(Dataset items)
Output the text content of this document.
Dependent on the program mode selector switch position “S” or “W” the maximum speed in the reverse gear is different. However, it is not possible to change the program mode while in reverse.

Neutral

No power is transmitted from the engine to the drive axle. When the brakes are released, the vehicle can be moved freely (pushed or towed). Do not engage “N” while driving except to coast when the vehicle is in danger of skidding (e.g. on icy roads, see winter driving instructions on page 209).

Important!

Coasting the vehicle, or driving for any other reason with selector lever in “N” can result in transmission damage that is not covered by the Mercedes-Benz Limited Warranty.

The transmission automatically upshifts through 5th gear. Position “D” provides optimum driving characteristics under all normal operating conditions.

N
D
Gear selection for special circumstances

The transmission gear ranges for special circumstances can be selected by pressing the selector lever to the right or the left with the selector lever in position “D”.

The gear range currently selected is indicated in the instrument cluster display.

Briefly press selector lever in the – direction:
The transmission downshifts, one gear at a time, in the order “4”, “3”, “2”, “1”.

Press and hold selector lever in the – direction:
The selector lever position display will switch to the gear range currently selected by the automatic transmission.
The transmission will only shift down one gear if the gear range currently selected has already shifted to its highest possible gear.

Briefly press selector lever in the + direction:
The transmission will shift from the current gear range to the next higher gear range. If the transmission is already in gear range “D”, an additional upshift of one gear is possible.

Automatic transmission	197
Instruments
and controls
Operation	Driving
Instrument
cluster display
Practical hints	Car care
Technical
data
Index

Directive:
Output the records verbatim, from the first line to the last.

Response:
Output the text content of this document.
Dependent on the program mode selector switch position “S” or “W” the maximum speed in the reverse gear is different. However, it is not possible to change the program mode while in reverse.

Neutral

No power is transmitted from the engine to the drive axle. When the brakes are released, the vehicle can be moved freely (pushed or towed). Do not engage “N” while driving except to coast when the vehicle is in danger of skidding (e.g. on icy roads, see winter driving instructions on page 209).

Important!

Coasting the vehicle, or driving for any other reason with selector lever in “N” can result in transmission damage that is not covered by the Mercedes-Benz Limited Warranty.

The transmission automatically upshifts through 5th gear. Position “D” provides optimum driving characteristics under all normal operating conditions.

N
D
Gear selection for special circumstances

The transmission gear ranges for special circumstances can be selected by pressing the selector lever to the right or the left with the selector lever in position “D”.

The gear range currently selected is indicated in the instrument cluster display.

Briefly press selector lever in the – direction:
The transmission downshifts, one gear at a time, in the order “4”, “3”, “2”, “1”.

Press and hold selector lever in the – direction:
The selector lever position display will switch to the gear range currently selected by the automatic transmission.
The transmission will only shift down one gear if the gear range currently selected has already shifted to its highest possible gear.

Briefly press selector lever in the + direction:
The transmission will shift from the current gear range to the next higher gear range. If the transmission is already in gear range “D”, an additional upshift of one gear is possible.

Automatic transmission	197
Instruments
and controls
Operation	Driving
Instrument
cluster display
Practical hints	Car care
Technical
data
Index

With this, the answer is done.